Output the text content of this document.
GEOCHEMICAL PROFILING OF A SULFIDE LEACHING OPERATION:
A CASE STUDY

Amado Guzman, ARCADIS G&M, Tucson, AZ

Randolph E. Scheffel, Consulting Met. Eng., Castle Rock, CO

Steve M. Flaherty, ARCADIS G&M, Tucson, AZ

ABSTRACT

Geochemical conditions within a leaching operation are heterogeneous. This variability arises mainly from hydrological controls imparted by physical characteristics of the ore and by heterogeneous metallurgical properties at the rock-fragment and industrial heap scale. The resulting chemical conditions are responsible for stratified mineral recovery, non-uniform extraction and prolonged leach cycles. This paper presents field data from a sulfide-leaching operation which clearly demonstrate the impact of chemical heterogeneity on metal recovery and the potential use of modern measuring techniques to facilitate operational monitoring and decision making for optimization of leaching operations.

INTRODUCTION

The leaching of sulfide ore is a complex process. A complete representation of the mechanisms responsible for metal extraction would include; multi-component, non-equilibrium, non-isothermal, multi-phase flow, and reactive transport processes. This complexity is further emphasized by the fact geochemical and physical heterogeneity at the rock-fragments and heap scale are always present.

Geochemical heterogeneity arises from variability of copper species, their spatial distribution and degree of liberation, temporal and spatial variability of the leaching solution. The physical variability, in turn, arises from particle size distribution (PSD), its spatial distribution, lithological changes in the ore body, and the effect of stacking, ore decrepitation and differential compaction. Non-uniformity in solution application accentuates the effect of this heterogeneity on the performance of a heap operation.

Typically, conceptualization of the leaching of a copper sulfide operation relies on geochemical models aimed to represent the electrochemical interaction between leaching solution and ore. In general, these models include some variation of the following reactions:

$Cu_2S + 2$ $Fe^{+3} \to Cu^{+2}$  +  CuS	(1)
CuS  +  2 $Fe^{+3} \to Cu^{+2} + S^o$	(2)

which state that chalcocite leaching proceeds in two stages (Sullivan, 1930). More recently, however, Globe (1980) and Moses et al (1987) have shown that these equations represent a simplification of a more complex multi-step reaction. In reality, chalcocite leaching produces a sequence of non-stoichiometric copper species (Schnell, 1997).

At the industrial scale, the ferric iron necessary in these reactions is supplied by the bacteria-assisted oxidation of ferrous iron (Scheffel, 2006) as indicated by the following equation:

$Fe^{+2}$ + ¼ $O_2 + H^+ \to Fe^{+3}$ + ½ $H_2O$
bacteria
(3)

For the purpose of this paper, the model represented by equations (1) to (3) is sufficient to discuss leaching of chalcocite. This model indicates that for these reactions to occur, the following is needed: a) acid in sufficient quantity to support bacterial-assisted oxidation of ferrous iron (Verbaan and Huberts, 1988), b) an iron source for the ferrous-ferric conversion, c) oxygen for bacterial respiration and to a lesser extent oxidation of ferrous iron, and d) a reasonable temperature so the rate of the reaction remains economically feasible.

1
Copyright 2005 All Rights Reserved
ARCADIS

◇ ◇ ◇

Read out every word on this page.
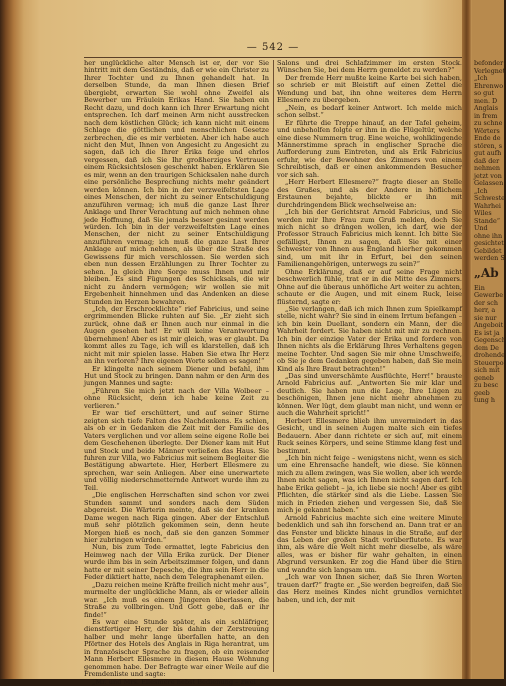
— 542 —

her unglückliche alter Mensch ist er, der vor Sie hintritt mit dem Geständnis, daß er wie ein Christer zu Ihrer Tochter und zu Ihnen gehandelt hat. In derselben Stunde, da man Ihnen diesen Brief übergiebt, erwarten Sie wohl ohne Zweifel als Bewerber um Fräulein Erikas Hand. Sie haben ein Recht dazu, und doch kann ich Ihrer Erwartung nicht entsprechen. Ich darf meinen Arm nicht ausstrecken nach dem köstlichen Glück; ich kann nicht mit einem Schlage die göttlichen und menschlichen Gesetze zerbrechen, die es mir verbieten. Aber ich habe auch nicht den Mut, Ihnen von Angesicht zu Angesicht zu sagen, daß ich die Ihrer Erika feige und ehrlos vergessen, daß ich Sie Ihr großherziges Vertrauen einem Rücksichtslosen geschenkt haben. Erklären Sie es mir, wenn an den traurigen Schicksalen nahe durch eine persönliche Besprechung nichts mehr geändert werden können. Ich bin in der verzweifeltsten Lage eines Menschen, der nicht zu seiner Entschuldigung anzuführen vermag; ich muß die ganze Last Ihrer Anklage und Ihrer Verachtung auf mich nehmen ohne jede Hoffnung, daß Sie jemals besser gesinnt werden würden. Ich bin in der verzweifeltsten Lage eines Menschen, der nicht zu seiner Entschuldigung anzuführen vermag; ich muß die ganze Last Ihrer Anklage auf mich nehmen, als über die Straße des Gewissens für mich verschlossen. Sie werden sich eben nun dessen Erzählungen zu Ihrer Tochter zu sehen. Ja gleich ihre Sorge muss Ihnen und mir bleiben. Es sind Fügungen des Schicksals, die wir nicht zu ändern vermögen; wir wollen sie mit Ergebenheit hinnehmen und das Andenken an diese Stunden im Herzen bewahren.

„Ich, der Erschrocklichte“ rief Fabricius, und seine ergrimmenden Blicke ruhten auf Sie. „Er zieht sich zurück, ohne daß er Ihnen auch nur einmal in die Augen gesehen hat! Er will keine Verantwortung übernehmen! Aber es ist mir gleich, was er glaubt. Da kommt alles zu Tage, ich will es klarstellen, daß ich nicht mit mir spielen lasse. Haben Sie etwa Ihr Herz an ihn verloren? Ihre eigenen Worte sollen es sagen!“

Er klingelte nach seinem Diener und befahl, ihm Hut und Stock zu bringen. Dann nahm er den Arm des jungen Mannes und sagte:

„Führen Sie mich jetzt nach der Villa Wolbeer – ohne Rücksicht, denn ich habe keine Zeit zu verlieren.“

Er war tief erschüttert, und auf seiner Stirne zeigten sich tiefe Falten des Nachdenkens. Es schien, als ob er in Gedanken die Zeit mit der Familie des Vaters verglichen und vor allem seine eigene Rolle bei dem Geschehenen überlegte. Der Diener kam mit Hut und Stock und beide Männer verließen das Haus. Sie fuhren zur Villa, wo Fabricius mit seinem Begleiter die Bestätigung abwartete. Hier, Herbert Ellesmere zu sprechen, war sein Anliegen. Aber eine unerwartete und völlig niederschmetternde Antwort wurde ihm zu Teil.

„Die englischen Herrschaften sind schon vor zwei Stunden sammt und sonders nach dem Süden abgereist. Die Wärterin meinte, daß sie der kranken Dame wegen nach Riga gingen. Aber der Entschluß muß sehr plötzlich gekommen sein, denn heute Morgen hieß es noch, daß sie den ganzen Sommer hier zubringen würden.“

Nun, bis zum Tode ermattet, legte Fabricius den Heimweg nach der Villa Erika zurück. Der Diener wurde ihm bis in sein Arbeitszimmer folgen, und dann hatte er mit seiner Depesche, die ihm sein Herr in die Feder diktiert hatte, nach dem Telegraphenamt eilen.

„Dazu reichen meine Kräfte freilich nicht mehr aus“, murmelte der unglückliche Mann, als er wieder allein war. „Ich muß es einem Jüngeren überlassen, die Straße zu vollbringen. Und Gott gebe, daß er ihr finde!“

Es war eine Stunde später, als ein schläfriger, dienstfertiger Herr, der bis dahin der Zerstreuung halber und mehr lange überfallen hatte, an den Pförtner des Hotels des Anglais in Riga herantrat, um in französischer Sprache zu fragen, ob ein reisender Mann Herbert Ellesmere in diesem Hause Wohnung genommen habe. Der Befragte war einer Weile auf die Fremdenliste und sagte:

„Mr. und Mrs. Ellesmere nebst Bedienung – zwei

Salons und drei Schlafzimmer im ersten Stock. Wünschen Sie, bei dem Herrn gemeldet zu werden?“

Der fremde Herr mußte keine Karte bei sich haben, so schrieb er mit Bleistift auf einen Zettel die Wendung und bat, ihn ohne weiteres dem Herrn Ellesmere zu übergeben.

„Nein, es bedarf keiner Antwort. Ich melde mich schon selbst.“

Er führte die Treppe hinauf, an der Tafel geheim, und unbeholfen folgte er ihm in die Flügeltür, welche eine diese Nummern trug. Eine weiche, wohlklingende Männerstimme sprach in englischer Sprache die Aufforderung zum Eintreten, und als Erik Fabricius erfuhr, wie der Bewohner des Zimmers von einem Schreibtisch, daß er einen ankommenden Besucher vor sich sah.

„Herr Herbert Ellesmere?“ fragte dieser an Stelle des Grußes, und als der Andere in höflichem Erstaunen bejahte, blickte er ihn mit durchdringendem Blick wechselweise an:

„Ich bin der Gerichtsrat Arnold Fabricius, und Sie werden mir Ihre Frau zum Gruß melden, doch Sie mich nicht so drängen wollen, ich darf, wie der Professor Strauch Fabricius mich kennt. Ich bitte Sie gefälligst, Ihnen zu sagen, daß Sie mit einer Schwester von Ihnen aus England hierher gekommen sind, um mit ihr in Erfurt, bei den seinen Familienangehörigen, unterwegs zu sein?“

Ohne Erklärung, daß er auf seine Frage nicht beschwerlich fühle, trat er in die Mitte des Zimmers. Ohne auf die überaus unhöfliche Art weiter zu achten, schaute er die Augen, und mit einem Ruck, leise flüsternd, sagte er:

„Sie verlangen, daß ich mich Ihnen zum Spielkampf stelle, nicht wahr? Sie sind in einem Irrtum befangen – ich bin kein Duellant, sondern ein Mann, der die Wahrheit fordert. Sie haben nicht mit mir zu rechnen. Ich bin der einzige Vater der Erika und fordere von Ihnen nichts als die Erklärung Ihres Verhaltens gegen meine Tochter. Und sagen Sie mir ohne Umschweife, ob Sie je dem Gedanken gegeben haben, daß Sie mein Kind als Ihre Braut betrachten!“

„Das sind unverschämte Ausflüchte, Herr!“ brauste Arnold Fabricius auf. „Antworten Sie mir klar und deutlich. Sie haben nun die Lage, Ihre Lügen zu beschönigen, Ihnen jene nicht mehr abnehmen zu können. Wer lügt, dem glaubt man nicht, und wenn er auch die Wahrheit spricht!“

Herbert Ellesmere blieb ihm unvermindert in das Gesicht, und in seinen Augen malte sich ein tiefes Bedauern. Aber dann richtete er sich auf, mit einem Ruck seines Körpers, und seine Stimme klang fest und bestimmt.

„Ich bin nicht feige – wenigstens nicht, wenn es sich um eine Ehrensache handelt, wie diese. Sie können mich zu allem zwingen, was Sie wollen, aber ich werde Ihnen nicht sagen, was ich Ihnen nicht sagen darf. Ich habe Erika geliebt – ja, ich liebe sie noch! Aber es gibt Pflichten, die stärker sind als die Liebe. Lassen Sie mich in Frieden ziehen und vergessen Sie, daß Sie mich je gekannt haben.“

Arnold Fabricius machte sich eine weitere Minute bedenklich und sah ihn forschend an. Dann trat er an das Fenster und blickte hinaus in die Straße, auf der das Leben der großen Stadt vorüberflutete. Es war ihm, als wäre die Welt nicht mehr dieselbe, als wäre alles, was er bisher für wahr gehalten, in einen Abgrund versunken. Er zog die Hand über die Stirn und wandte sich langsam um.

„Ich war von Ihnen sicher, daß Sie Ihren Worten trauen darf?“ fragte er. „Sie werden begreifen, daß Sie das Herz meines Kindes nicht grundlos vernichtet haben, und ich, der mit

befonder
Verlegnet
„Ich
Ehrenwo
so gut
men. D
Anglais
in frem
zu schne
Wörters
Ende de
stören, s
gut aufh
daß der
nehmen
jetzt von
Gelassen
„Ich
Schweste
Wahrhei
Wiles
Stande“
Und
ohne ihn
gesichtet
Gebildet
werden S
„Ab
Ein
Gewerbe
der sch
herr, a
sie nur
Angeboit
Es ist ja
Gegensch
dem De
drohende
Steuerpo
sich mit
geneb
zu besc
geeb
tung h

◇ ◇ ◇

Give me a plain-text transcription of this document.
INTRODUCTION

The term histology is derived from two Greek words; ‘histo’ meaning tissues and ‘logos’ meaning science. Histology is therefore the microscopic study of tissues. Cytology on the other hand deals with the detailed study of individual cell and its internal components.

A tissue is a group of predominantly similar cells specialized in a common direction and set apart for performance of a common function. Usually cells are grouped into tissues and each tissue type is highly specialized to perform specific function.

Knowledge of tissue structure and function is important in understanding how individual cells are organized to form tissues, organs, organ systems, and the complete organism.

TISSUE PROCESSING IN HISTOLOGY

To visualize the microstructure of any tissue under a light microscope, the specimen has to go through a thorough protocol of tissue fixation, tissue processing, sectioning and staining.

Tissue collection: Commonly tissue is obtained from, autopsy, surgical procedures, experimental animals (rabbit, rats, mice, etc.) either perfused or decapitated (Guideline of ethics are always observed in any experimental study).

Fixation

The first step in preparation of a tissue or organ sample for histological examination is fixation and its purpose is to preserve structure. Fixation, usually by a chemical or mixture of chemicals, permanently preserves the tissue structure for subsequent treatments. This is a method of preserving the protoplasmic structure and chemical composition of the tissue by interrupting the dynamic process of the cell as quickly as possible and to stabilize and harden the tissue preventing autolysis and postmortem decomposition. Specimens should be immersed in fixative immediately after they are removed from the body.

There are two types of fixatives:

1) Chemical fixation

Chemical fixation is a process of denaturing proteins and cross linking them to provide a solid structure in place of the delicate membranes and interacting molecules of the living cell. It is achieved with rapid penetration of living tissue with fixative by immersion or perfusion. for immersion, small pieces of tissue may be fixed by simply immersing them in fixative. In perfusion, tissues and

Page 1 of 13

◇ ◇ ◇

Number of lines with the string "Tucson" in the data above: report this figure and nothing more.

2